## EXERCISE BRIEF
Every line below that contains "годы" is to be copied.

## RECORDS SUPPLIED
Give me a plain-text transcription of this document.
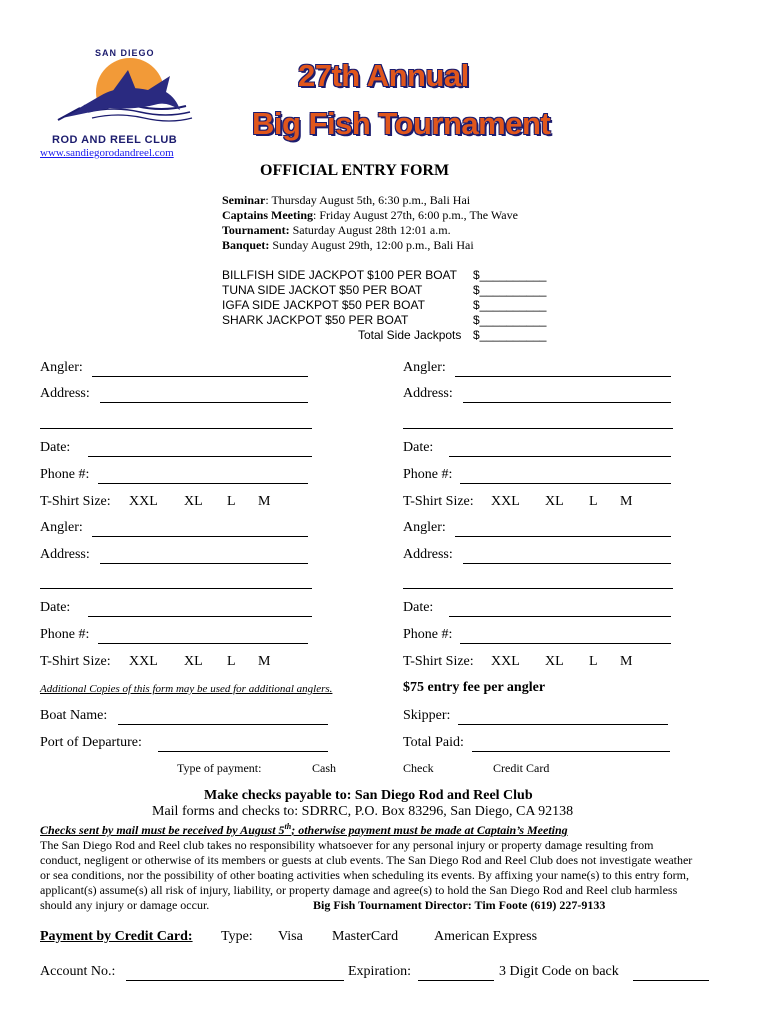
SAN DIEGO
ROD AND REEL CLUB
www.sandiegorodandreel.com
27th Annual
Big Fish Tournament
OFFICIAL ENTRY FORM
Seminar: Thursday August 5th, 6:30 p.m., Bali Hai
Captains Meeting: Friday August 27th, 6:00 p.m., The Wave
Tournament: Saturday August 28th 12:01 a.m.
Banquet: Sunday August 29th, 12:00 p.m., Bali Hai
BILLFISH SIDE JACKPOT $100 PER BOAT $__________
TUNA SIDE JACKOT $50 PER BOAT	$__________
IGFA SIDE JACKPOT $50 PER BOAT	$__________
SHARK JACKPOT $50 PER BOAT	$__________
Total Side Jackpots $__________
Angler:
Address:
Date:
Phone #:
T-Shirt Size: XXL XL L M
Angler:
Address:
Date:
Phone #:
T-Shirt Size: XXL XL L M
Angler:
Address:
Date:
Phone #:
T-Shirt Size: XXL XL L M
Angler:
Address:
Date:
Phone #:
T-Shirt Size: XXL XL L M
Additional Copies of this form may be used for additional anglers.	$75 entry fee per angler
Boat Name:	Skipper:
Port of Departure:	Total Paid:
Type of payment:	Cash	Check	Credit Card
Make checks payable to: San Diego Rod and Reel Club
Mail forms and checks to: SDRRC, P.O. Box 83296, San Diego, CA 92138
Checks sent by mail must be received by August 5th; otherwise payment must be made at Captain’s Meeting
The San Diego Rod and Reel club takes no responsibility whatsoever for any personal injury or property damage resulting from
conduct, negligent or otherwise of its members or guests at club events. The San Diego Rod and Reel Club does not investigate weather
or sea conditions, nor the possibility of other boating activities when scheduling its events. By affixing your name(s) to this entry form,
applicant(s) assume(s) all risk of injury, liability, or property damage and agree(s) to hold the San Diego Rod and Reel club harmless
should any injury or damage occur.	Big Fish Tournament Director: Tim Foote (619) 227-9133
Payment by Credit Card: Type: Visa MasterCard	American Express
Account No.:	Expiration:	3 Digit Code on back
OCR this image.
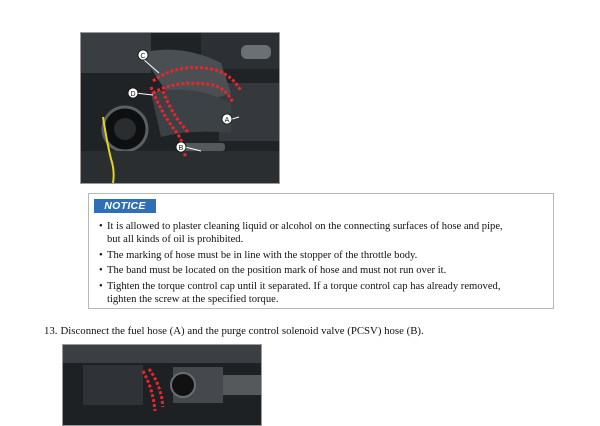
C
D
A
B
NOTICE
• It is allowed to plaster cleaning liquid or alcohol on the connecting surfaces of hose and pipe,
but all kinds of oil is prohibited.
• The marking of hose must be in line with the stopper of the throttle body.
• The band must be located on the position mark of hose and must not run over it.
• Tighten the torque control cap until it separated. If a torque control cap has already removed,
tighten the screw at the specified torque.
13. Disconnect the fuel hose (A) and the purge control solenoid valve (PCSV) hose (B).
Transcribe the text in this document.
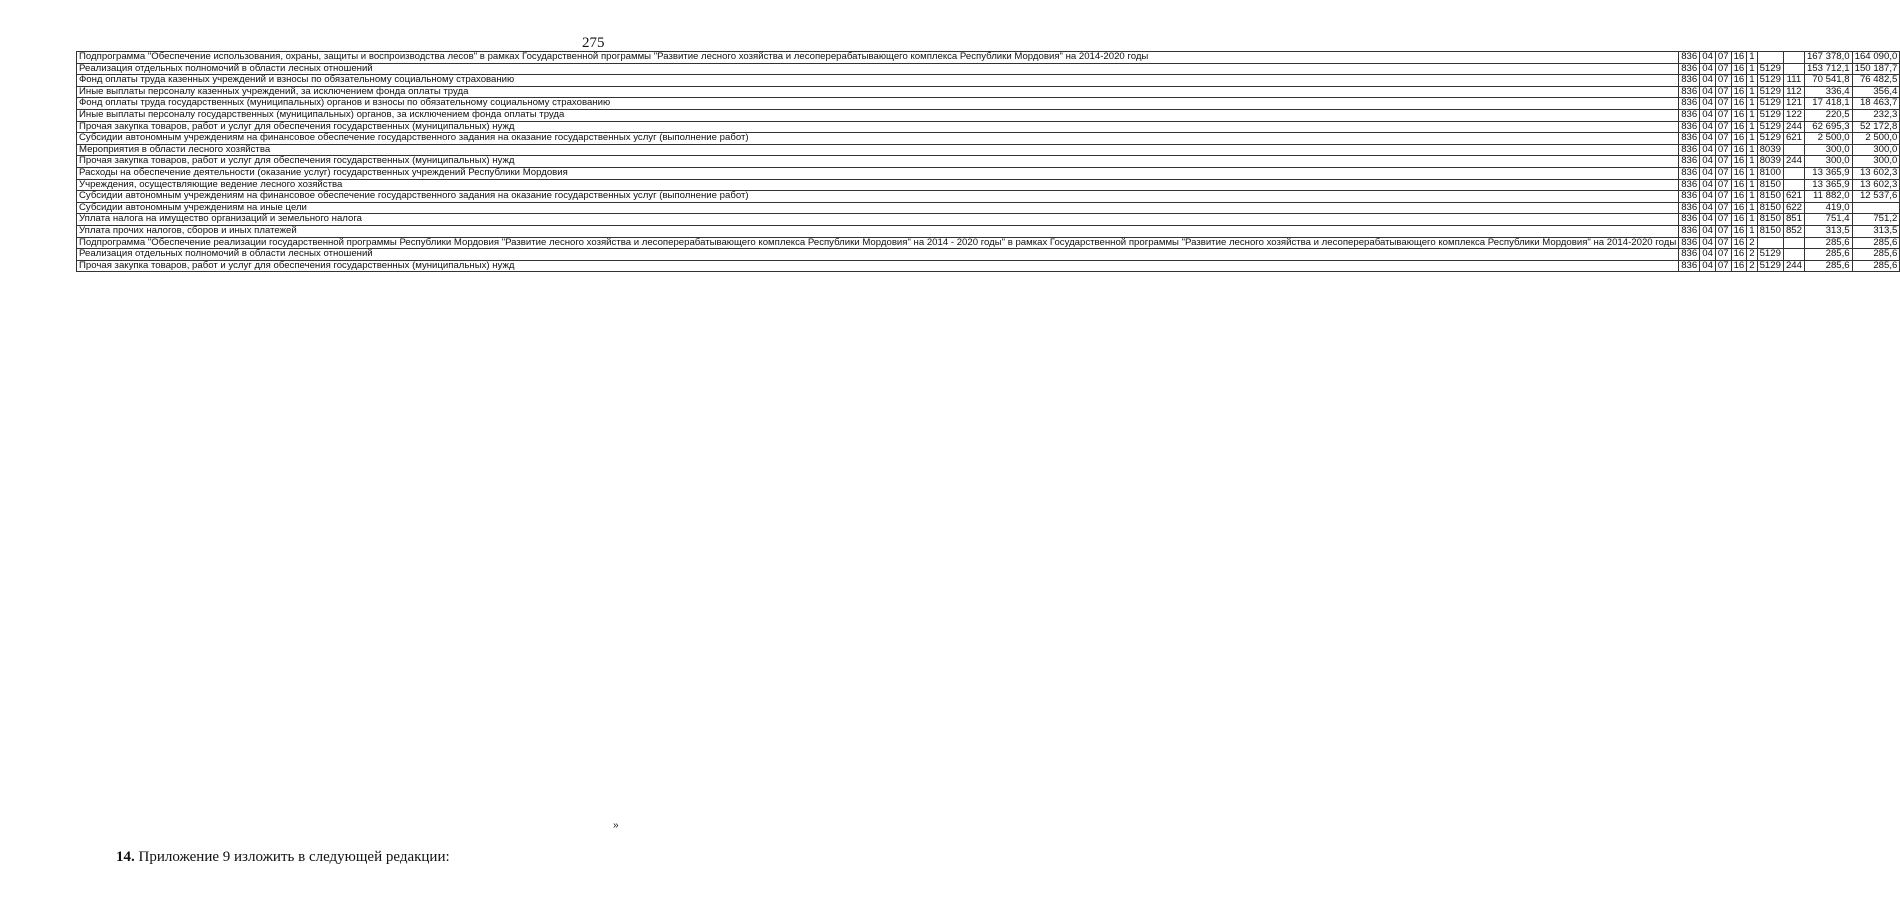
275
Подпрограмма "Обеспечение использования, охраны, защиты и воспроизводства лесов" в рамках Государственной программы "Развитие лесного хозяйства и лесоперерабатывающего комплекса Республики Мордовия" на 2014-2020 годы	836	04	07	16	1			167 378,0	164 090,0
Реализация отдельных полномочий в области лесных отношений	836	04	07	16	1	5129		153 712,1	150 187,7
Фонд оплаты труда казенных учреждений и взносы по обязательному социальному страхованию	836	04	07	16	1	5129	111	70 541,8	76 482,5
Иные выплаты персоналу казенных учреждений, за исключением фонда оплаты труда	836	04	07	16	1	5129	112	336,4	356,4
Фонд оплаты труда государственных (муниципальных) органов и взносы по обязательному социальному страхованию	836	04	07	16	1	5129	121	17 418,1	18 463,7
Иные выплаты персоналу государственных (муниципальных) органов, за исключением фонда оплаты труда	836	04	07	16	1	5129	122	220,5	232,3
Прочая закупка товаров, работ и услуг для обеспечения государственных (муниципальных) нужд	836	04	07	16	1	5129	244	62 695,3	52 172,8
Субсидии автономным учреждениям на финансовое обеспечение государственного задания на оказание государственных услуг (выполнение работ)	836	04	07	16	1	5129	621	2 500,0	2 500,0
Мероприятия в области лесного хозяйства	836	04	07	16	1	8039		300,0	300,0
Прочая закупка товаров, работ и услуг для обеспечения государственных (муниципальных) нужд	836	04	07	16	1	8039	244	300,0	300,0
Расходы на обеспечение деятельности (оказание услуг) государственных учреждений Республики Мордовия	836	04	07	16	1	8100		13 365,9	13 602,3
Учреждения, осуществляющие ведение лесного хозяйства	836	04	07	16	1	8150		13 365,9	13 602,3
Субсидии автономным учреждениям на финансовое обеспечение государственного задания на оказание государственных услуг (выполнение работ)	836	04	07	16	1	8150	621	11 882,0	12 537,6
Субсидии автономным учреждениям на иные цели	836	04	07	16	1	8150	622	419,0	
Уплата налога на имущество организаций и земельного налога	836	04	07	16	1	8150	851	751,4	751,2
Уплата прочих налогов, сборов и иных платежей	836	04	07	16	1	8150	852	313,5	313,5
Подпрограмма "Обеспечение реализации государственной программы Республики Мордовия "Развитие лесного хозяйства и лесоперерабатывающего комплекса Республики Мордовия" на 2014 - 2020 годы" в рамках Государственной программы "Развитие лесного хозяйства и лесоперерабатывающего комплекса Республики Мордовия" на 2014-2020 годы	836	04	07	16	2			285,6	285,6
Реализация отдельных полномочий в области лесных отношений	836	04	07	16	2	5129		285,6	285,6
Прочая закупка товаров, работ и услуг для обеспечения государственных (муниципальных) нужд	836	04	07	16	2	5129	244	285,6	285,6
»
14. Приложение 9 изложить в следующей редакции:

## SOLUTION TO THIS PROBLEM
Подпрограмма "Обеспечение использования, охраны, защиты и воспроизводства лесов" в рамках Государственной программы "Развитие лесного хозяйства и лесоперерабатывающего комплекса Республики Мордовия" на 2014-2020 годы	836	04	07	16	1			167 378,0	164 090,0
Подпрограмма "Обеспечение реализации государственной программы Республики Мордовия "Развитие лесного хозяйства и лесоперерабатывающего комплекса Республики Мордовия" на 2014 - 2020 годы" в рамках Государственной программы "Развитие лесного хозяйства и лесоперерабатывающего комплекса Республики Мордовия" на 2014-2020 годы	836	04	07	16	2			285,6	285,6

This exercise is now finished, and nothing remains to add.